## Exercise requirements
List every row below that contains the word "disk". Letter case matters.
::::
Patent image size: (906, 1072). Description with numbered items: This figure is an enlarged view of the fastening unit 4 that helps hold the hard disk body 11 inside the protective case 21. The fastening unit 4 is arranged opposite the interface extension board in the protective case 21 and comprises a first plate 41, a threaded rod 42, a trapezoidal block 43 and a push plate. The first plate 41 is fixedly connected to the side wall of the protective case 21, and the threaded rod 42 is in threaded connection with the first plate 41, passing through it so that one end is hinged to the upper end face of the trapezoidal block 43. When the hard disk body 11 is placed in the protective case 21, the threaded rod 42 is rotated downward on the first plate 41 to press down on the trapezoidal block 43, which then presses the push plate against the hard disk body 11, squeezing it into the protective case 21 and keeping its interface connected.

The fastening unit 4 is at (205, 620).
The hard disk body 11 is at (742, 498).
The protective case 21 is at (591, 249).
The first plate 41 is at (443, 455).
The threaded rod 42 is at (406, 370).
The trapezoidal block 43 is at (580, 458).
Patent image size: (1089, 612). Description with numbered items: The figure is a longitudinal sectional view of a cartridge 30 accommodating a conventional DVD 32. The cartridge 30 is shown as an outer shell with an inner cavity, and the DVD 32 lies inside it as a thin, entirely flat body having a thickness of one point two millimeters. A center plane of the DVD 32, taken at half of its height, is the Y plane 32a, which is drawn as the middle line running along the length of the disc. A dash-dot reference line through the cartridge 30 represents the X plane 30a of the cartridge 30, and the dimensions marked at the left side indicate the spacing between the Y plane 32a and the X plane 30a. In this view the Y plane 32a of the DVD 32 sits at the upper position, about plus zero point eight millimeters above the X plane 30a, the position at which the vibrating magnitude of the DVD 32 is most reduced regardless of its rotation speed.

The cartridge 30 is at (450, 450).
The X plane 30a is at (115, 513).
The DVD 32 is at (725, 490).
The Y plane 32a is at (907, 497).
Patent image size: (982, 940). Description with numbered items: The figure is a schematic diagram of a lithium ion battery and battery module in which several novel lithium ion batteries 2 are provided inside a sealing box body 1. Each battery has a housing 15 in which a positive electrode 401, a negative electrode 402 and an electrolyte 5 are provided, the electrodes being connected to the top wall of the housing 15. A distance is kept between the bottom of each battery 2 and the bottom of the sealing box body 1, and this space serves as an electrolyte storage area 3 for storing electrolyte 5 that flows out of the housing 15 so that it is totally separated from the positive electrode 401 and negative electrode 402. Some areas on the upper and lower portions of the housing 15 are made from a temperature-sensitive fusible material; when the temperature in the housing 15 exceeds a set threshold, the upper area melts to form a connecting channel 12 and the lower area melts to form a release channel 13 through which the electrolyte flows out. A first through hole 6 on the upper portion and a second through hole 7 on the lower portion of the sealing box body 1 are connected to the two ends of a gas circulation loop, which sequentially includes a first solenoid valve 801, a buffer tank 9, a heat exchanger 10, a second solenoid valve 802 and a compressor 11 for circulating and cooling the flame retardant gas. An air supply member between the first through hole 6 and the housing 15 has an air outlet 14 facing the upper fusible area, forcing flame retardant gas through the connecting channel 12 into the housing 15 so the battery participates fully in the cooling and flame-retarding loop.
::::
## Solved exercise
Patent image size: (906, 1072). Description with numbered items: This figure is an enlarged view of the fastening unit 4 that helps hold the hard disk body 11 inside the protective case 21. The fastening unit 4 is arranged opposite the interface extension board in the protective case 21 and comprises a first plate 41, a threaded rod 42, a trapezoidal block 43 and a push plate. The first plate 41 is fixedly connected to the side wall of the protective case 21, and the threaded rod 42 is in threaded connection with the first plate 41, passing through it so that one end is hinged to the upper end face of the trapezoidal block 43. When the hard disk body 11 is placed in the protective case 21, the threaded rod 42 is rotated downward on the first plate 41 to press down on the trapezoidal block 43, which then presses the push plate against the hard disk body 11, squeezing it into the protective case 21 and keeping its interface connected.
The hard disk body 11 is at (742, 498).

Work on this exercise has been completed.